*** INFORMATION PROVIDED ***
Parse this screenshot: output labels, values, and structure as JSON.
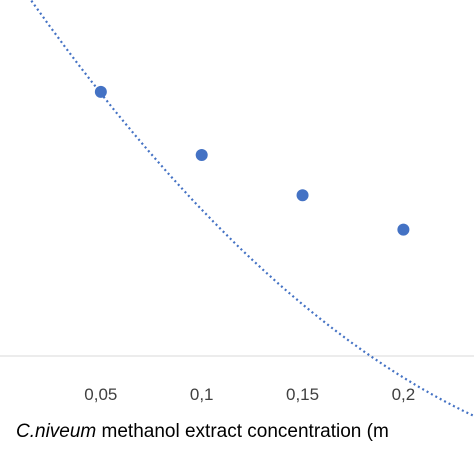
{
  "chart_data": {
    "type": "scatter",
    "x": [
      0.05,
      0.1,
      0.15,
      0.2
    ],
    "y": [
      0.79,
      0.68,
      0.61,
      0.55
    ],
    "x_ticks": [
      {
        "value": 0.05,
        "label": "0,05"
      },
      {
        "value": 0.1,
        "label": "0,1"
      },
      {
        "value": 0.15,
        "label": "0,15"
      },
      {
        "value": 0.2,
        "label": "0,2"
      }
    ],
    "xlabel": {
      "italic_part": "C.niveum",
      "rest": " methanol extract concentration (m"
    },
    "trendline": {
      "style": "dotted",
      "type": "polynomial",
      "coefficients": [
        1.0275,
        -5.175,
        7.5
      ]
    },
    "xlim": [
      0.0,
      0.235
    ],
    "ylim": [
      0.33,
      0.95
    ],
    "grid": false,
    "colors": {
      "marker": "#4472c4",
      "trendline": "#4472c4"
    }
  }
}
***
• _PROMPT_: Set each line of the records down exactly, leaving every picture out.

• _OUTPUT BELOW_:
Parse this screenshot: output labels, values, and structure as JSON.
{
  "chart_data": {
    "type": "scatter",
    "x": [
      0.05,
      0.1,
      0.15,
      0.2
    ],
    "y": [
      0.79,
      0.68,
      0.61,
      0.55
    ],
    "x_ticks": [
      {
        "value": 0.05,
        "label": "0,05"
      },
      {
        "value": 0.1,
        "label": "0,1"
      },
      {
        "value": 0.15,
        "label": "0,15"
      },
      {
        "value": 0.2,
        "label": "0,2"
      }
    ],
    "xlabel": {
      "italic_part": "C.niveum",
      "rest": " methanol extract concentration (m"
    },
    "trendline": {
      "style": "dotted",
      "type": "polynomial",
      "coefficients": [
        1.0275,
        -5.175,
        7.5
      ]
    },
    "xlim": [
      0.0,
      0.235
    ],
    "ylim": [
      0.33,
      0.95
    ],
    "grid": false,
    "colors": {
      "marker": "#4472c4",
      "trendline": "#4472c4"
    }
  }
}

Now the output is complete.